SUPPLIED MATERIAL:
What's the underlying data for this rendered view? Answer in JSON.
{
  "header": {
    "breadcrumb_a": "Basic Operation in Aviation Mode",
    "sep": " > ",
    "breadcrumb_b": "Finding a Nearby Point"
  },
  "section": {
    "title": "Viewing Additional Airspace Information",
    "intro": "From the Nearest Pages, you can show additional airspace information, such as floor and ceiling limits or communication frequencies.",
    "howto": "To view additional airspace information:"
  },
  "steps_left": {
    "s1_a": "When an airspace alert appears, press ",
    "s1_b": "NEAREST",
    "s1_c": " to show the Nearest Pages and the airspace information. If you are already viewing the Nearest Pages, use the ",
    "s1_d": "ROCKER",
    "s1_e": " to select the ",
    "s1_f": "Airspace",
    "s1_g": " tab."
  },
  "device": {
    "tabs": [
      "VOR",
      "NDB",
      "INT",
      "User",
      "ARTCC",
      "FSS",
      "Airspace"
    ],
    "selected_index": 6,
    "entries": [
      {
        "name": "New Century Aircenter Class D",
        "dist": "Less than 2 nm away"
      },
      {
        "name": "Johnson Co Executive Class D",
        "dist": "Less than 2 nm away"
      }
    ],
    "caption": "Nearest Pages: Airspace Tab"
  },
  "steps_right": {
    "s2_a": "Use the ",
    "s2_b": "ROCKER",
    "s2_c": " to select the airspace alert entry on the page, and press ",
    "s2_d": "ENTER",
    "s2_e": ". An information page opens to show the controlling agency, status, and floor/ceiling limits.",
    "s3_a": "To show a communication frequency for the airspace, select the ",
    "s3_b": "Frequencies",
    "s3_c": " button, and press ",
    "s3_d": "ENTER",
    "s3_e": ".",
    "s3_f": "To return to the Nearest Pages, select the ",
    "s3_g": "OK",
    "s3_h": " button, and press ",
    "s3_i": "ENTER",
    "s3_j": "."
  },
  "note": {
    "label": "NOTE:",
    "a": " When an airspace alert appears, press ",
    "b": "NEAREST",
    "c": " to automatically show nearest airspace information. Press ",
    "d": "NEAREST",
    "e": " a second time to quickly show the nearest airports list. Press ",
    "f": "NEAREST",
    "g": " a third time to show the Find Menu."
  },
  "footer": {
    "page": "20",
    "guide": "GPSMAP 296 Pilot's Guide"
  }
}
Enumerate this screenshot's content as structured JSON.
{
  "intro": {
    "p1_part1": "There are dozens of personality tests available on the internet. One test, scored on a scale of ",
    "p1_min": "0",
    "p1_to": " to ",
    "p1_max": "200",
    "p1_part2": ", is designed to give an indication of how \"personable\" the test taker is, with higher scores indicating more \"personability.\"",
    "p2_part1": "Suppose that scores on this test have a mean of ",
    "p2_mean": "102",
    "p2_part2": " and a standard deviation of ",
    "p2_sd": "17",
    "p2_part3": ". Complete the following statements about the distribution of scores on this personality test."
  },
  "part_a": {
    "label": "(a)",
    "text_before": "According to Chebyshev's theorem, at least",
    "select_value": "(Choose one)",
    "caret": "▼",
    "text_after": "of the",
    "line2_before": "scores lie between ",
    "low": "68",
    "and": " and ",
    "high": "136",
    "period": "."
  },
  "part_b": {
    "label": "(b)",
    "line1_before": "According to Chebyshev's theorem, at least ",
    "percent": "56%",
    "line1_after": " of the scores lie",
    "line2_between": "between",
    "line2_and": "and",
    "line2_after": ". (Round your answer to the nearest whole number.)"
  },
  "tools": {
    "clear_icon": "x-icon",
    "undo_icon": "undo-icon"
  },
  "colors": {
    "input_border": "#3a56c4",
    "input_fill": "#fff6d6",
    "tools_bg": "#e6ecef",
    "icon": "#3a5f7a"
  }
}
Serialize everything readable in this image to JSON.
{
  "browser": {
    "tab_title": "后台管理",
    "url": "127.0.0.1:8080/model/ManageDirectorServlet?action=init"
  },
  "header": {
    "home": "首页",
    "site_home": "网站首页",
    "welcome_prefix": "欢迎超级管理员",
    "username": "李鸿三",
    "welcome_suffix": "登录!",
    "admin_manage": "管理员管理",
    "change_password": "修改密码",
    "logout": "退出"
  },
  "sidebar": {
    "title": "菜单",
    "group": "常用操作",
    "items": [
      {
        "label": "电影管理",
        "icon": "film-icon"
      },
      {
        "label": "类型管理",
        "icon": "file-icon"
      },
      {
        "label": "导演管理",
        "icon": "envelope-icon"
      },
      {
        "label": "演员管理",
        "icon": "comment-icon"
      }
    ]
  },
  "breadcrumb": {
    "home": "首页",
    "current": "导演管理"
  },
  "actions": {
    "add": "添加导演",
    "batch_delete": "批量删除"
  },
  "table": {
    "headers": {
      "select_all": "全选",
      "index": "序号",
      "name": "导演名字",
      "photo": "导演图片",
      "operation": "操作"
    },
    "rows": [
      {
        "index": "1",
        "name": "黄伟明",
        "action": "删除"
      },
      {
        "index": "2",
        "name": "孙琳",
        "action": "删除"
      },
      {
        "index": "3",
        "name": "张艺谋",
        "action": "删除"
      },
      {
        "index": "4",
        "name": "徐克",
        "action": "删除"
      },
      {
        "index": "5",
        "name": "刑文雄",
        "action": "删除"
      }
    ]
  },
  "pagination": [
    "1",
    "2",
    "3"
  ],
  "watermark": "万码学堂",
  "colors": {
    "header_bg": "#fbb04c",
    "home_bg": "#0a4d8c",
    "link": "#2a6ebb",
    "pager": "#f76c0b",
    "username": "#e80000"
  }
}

DESCRIPTION OF THE TASK: Count the lines in the entries above that include the string "personality", then give only that figure.

EXPECTED OUTPUT: 2